[Entries with figure data]
⁂

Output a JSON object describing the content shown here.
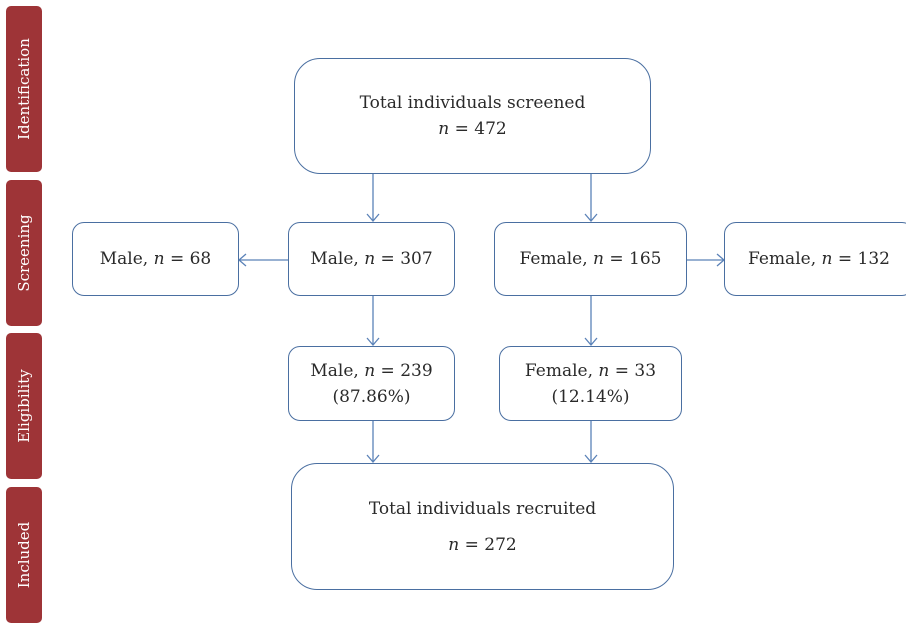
{
  "phases": {
    "identification": "Identification",
    "screening": "Screening",
    "eligibility": "Eligibility",
    "included": "Included"
  },
  "boxes": {
    "total_screened": {
      "title": "Total individuals screened",
      "n_symbol": "n",
      "value": " = 472"
    },
    "male_excluded": {
      "prefix": "Male, ",
      "n_symbol": "n",
      "value": " = 68"
    },
    "male_screened": {
      "prefix": "Male, ",
      "n_symbol": "n",
      "value": " = 307"
    },
    "female_screened": {
      "prefix": "Female, ",
      "n_symbol": "n",
      "value": " = 165"
    },
    "female_excluded": {
      "prefix": "Female, ",
      "n_symbol": "n",
      "value": " = 132"
    },
    "male_eligible": {
      "prefix": "Male, ",
      "n_symbol": "n",
      "value": " = 239",
      "percent": "(87.86%)"
    },
    "female_eligible": {
      "prefix": "Female, ",
      "n_symbol": "n",
      "value": " = 33",
      "percent": "(12.14%)"
    },
    "total_recruited": {
      "title": "Total individuals recruited",
      "n_symbol": "n",
      "value": " = 272"
    }
  },
  "colors": {
    "phase_bg": "#9e3437",
    "box_border": "#4a6fa1",
    "arrow": "#5b82b8"
  }
}
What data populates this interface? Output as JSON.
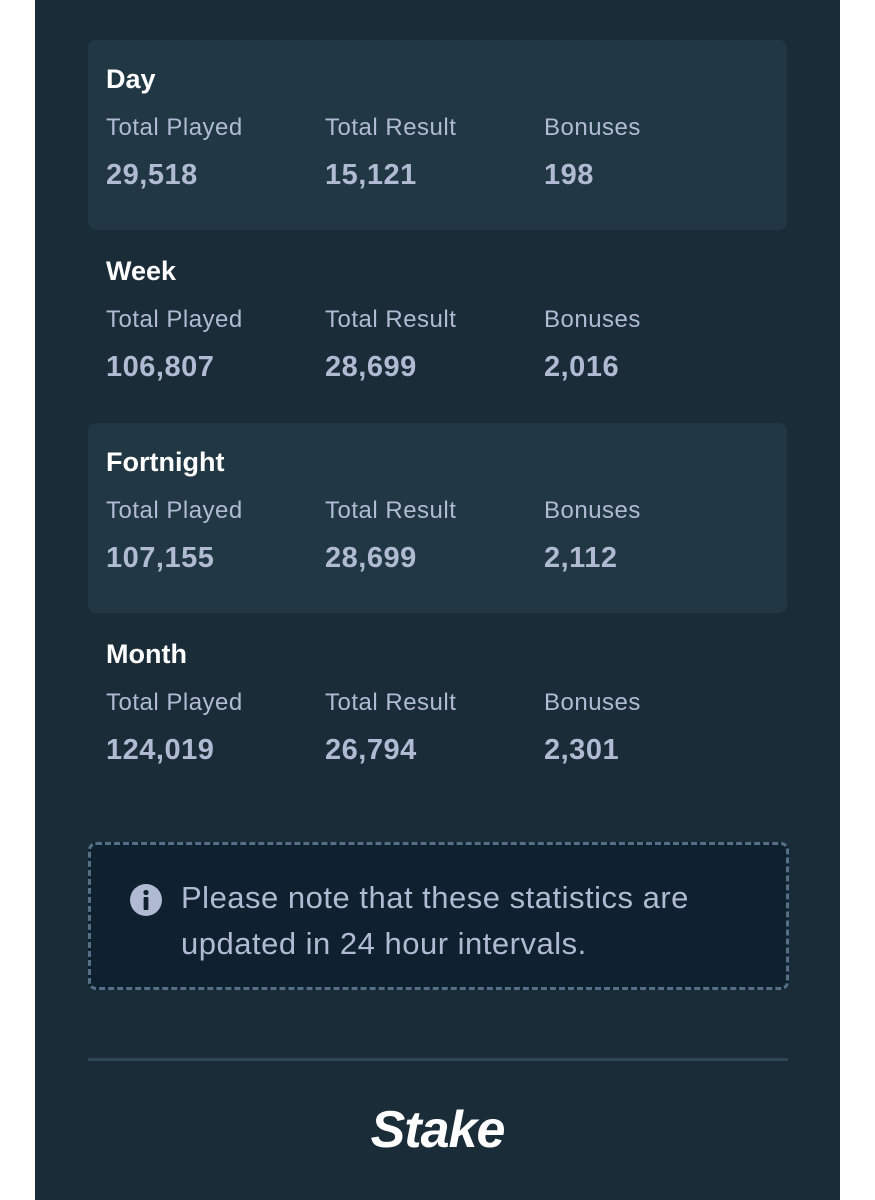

⁂

:: Requirements ::
Report how many lines in the listing include the word "value". Give nothing but the count.

:: Final result ::
8